§ **Task to complete**:
State how many lines of the records contain the string "rows". Give the number alone.

Start of Input for this task

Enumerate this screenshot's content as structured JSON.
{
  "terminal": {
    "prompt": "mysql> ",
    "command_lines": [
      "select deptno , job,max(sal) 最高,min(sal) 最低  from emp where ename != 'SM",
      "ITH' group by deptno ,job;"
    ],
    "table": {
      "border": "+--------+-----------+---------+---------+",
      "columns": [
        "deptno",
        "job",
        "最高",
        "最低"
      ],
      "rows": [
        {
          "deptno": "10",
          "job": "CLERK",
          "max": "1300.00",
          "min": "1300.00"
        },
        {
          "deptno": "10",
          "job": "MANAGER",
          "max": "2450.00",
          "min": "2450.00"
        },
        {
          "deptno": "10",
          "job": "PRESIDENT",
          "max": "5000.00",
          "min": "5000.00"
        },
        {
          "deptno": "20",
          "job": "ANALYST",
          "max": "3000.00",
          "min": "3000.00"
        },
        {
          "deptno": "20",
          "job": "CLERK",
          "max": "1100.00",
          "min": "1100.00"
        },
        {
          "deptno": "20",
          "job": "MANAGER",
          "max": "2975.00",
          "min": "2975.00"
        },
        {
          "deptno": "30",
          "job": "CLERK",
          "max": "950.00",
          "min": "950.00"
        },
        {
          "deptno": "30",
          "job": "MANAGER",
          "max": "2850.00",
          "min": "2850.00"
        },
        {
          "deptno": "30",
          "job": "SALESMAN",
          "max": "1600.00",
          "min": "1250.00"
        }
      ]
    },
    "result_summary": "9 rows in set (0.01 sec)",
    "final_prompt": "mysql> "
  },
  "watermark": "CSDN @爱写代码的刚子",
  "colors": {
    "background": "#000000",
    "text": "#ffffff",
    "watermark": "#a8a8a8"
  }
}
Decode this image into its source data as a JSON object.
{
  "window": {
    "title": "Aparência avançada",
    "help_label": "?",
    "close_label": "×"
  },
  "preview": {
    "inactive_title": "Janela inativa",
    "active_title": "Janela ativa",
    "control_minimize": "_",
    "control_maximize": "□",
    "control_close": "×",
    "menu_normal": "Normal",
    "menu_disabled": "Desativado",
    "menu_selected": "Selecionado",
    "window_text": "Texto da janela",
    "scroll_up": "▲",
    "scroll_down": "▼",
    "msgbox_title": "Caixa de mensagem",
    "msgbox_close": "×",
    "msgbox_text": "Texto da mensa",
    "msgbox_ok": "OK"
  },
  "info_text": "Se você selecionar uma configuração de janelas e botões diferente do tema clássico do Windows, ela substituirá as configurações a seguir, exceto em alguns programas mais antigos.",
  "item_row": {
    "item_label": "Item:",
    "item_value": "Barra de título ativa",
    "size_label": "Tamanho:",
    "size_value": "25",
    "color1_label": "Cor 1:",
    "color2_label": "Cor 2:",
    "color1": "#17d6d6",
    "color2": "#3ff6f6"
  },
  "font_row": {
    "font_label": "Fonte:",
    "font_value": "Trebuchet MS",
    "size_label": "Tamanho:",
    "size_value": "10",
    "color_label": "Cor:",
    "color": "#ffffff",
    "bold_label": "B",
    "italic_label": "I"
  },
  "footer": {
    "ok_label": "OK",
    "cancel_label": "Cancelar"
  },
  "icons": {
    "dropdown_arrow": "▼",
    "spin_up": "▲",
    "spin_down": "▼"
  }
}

End of Input for this task

§ **Solved problem**:
2